▶ _DIRECTIONS_:
Every line holding the string "title" should be gathered.

-------- EXERCISE DATA

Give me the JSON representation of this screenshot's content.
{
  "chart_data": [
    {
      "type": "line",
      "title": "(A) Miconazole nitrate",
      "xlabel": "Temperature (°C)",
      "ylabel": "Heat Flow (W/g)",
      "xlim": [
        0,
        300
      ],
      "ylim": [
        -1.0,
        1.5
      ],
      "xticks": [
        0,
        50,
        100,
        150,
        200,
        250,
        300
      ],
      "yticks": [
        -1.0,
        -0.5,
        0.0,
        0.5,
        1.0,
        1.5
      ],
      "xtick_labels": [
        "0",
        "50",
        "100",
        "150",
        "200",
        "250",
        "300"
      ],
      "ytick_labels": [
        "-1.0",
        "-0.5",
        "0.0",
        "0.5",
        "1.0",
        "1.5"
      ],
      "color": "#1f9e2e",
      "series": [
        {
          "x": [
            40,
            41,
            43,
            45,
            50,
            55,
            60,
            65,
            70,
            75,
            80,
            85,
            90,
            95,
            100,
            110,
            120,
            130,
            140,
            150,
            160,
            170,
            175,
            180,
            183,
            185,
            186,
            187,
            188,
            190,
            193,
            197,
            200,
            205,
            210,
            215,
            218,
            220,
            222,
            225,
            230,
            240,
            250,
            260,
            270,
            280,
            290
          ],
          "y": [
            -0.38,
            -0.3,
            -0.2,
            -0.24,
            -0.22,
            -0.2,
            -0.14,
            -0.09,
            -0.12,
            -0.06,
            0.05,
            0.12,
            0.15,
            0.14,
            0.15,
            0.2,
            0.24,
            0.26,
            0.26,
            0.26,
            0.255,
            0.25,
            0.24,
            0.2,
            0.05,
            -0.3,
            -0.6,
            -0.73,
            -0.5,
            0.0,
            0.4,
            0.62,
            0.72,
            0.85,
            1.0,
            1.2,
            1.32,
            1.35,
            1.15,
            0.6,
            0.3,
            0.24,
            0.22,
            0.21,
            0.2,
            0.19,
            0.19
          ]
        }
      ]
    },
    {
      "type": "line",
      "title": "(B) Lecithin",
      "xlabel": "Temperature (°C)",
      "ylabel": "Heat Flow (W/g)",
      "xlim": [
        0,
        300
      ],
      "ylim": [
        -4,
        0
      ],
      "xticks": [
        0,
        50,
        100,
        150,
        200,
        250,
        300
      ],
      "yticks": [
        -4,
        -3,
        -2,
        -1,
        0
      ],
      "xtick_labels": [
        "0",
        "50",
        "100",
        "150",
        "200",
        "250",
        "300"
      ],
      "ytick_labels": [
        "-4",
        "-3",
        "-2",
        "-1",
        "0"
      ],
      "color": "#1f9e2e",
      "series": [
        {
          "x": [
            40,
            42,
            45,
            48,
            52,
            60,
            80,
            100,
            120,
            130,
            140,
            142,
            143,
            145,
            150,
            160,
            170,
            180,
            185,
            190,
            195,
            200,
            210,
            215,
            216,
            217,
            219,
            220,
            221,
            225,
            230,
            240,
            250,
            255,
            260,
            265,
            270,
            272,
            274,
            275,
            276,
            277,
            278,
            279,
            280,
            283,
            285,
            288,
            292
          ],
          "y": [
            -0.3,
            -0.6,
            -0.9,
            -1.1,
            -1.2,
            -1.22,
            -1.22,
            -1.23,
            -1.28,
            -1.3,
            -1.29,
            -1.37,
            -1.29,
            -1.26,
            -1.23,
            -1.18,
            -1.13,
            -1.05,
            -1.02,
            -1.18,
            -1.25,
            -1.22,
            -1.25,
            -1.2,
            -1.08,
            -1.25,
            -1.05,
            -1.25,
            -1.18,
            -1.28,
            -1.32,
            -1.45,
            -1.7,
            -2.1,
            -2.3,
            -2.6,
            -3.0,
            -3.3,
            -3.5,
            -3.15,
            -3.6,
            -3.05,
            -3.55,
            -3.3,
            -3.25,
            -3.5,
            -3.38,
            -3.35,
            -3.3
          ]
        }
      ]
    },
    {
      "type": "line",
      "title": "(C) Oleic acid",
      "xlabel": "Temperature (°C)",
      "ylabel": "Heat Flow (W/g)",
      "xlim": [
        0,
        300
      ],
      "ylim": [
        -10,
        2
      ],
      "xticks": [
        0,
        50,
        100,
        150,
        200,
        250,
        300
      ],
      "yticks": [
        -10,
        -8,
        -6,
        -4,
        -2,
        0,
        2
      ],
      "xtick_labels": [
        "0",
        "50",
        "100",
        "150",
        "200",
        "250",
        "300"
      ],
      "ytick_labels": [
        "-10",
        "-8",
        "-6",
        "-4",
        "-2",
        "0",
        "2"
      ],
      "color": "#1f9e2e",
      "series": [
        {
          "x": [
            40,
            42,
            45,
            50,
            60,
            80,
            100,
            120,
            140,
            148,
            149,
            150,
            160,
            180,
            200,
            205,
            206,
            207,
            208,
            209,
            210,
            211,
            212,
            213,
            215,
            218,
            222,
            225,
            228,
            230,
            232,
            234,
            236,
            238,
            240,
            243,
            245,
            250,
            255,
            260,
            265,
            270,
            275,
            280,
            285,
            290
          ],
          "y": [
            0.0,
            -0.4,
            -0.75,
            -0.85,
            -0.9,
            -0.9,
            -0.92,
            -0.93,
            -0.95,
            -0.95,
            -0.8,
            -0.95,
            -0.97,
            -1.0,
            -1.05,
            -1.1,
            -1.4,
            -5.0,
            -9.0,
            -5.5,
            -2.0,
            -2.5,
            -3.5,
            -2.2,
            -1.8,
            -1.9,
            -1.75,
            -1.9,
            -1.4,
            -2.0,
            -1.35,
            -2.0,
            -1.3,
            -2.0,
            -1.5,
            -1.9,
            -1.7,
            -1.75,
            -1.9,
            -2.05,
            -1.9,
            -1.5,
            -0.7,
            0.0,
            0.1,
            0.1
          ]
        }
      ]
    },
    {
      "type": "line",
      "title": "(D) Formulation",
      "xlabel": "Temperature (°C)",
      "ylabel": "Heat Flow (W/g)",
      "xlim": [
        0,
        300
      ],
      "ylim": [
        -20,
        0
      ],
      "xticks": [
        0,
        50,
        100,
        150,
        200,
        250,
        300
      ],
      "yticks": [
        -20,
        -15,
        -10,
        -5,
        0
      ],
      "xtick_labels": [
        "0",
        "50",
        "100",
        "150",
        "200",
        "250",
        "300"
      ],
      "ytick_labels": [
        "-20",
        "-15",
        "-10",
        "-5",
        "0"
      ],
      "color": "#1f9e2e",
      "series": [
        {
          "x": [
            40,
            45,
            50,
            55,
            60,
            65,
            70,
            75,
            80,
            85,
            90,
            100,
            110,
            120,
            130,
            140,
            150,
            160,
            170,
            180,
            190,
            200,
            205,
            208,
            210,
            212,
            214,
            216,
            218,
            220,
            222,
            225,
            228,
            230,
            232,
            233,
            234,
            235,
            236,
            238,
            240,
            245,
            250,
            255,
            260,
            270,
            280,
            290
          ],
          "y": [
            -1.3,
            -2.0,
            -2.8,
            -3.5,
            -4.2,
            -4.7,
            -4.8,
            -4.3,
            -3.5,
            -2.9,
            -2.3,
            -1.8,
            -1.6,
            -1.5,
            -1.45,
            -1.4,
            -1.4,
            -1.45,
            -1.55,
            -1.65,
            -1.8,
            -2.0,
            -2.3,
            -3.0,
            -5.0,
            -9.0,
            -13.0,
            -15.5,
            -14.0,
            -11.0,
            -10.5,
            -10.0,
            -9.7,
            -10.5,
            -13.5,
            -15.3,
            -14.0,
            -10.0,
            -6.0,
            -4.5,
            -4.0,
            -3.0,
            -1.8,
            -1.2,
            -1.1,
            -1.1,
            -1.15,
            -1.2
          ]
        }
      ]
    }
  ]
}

----------------

▶ _TASK RESULT_:
      "title": "(A) Miconazole nitrate",
      "title": "(B) Lecithin",
      "title": "(C) Oleic acid",
      "title": "(D) Formulation",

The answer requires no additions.